--- EXTRACTED INFORMATION ---

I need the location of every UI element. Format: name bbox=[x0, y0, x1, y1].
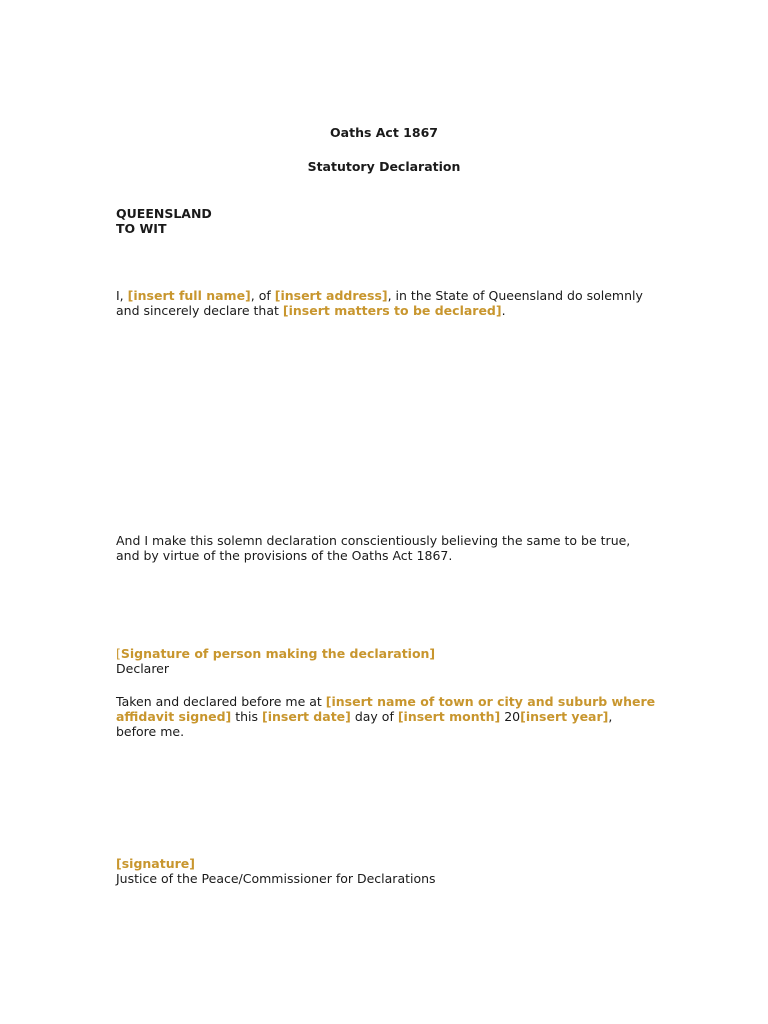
declaration-paragraph bbox=[116, 288, 656, 318]
state-name: QUEENSLAND bbox=[116, 206, 212, 221]
declarer-signature-block bbox=[116, 646, 656, 676]
placeholder-full-name: [insert full name] bbox=[127, 288, 251, 303]
taken-text-4: 20 bbox=[500, 709, 521, 724]
signature-open-bracket: [ bbox=[116, 646, 121, 661]
jurisdiction-block bbox=[116, 206, 656, 236]
placeholder-month: [insert month] bbox=[397, 709, 501, 724]
taken-text-3: day of bbox=[350, 709, 398, 724]
declarer-label: Declarer bbox=[116, 661, 170, 676]
placeholder-witness-signature: [signature] bbox=[116, 856, 195, 871]
placeholder-place: [insert name of town or city and suburb where affidavit signed] bbox=[116, 694, 656, 724]
declaration-text-1: I, bbox=[116, 288, 128, 303]
declaration-text-3: , in the State of Queensland do solemnly and sincerely declare that bbox=[116, 288, 643, 318]
taken-text-2: this bbox=[231, 709, 262, 724]
declarer-signature-line bbox=[116, 646, 656, 661]
declaration-text-4: . bbox=[501, 303, 506, 318]
placeholder-year: [insert year] bbox=[520, 709, 609, 724]
taken-before-paragraph bbox=[116, 694, 656, 739]
witness-title: Justice of the Peace/Commissioner for Declarations bbox=[116, 871, 436, 886]
document-title: Statutory Declaration bbox=[307, 159, 461, 174]
solemn-declaration-paragraph: And I make this solemn declaration conscientiously believing the same to be true, and by virtue of the provisions of the Oaths Act 1867. bbox=[116, 533, 631, 563]
taken-text-1: Taken and declared before me at bbox=[116, 694, 326, 709]
placeholder-declarer-signature: Signature of person making the declaration] bbox=[120, 646, 436, 661]
placeholder-matters-declared: [insert matters to be declared] bbox=[282, 303, 502, 318]
to-wit-label: TO WIT bbox=[116, 221, 167, 236]
act-title: Oaths Act 1867 bbox=[330, 125, 438, 140]
placeholder-address: [insert address] bbox=[274, 288, 388, 303]
declaration-text-2: , of bbox=[250, 288, 275, 303]
placeholder-date: [insert date] bbox=[262, 709, 351, 724]
witness-signature-block bbox=[116, 856, 656, 886]
taken-text-5: , before me. bbox=[116, 709, 613, 739]
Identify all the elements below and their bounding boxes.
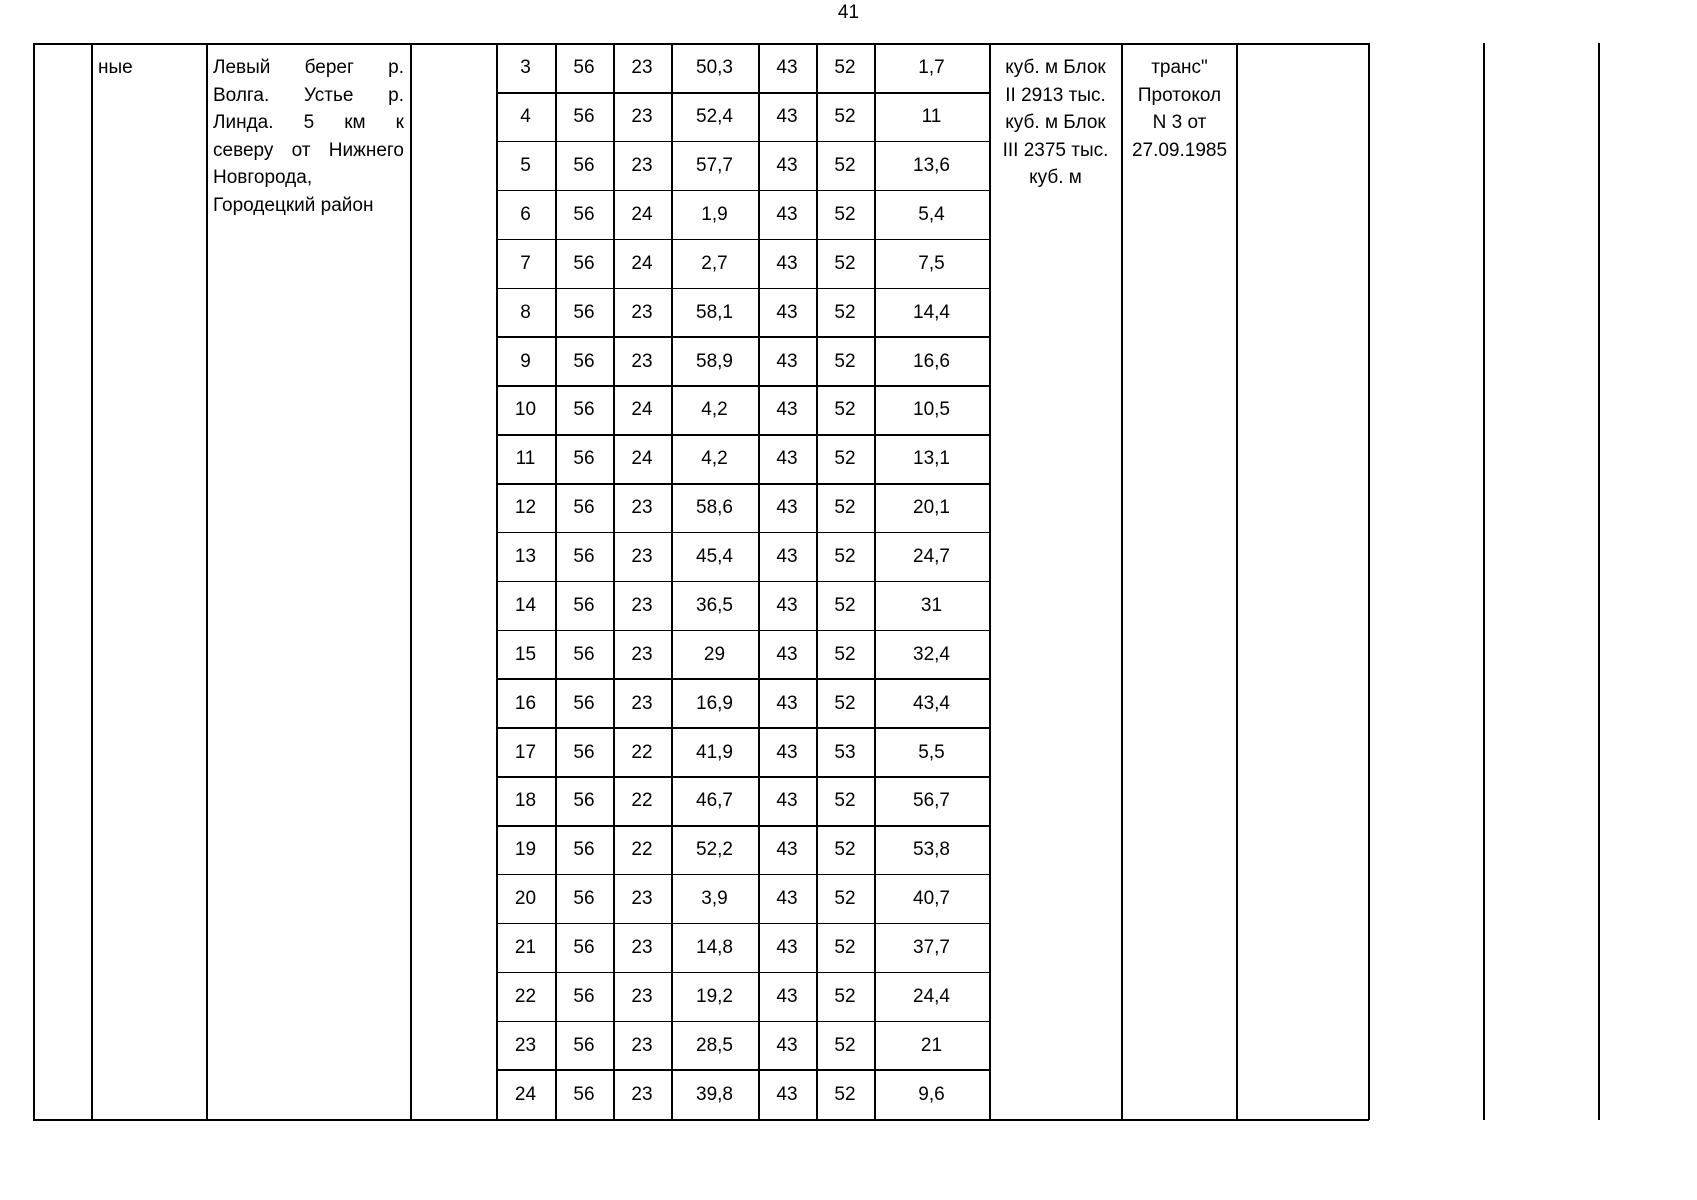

---

**WRITTEN REQUEST**
Copy out the lines from the one containing "declaration-paragraph bbox=[116, 288, 656, 318]" through the one containing "declarer-label: Declarer bbox=[116, 661, 170, 676]", both included, with no changes.

**EXERCISE ANSWER**
declaration-paragraph bbox=[116, 288, 656, 318]
state-name: QUEENSLAND bbox=[116, 206, 212, 221]
declarer-signature-block bbox=[116, 646, 656, 676]
placeholder-full-name: [insert full name] bbox=[127, 288, 251, 303]
taken-text-4: 20 bbox=[500, 709, 521, 724]
signature-open-bracket: [ bbox=[116, 646, 121, 661]
jurisdiction-block bbox=[116, 206, 656, 236]
placeholder-month: [insert month] bbox=[397, 709, 501, 724]
taken-text-3: day of bbox=[350, 709, 398, 724]
declarer-label: Declarer bbox=[116, 661, 170, 676]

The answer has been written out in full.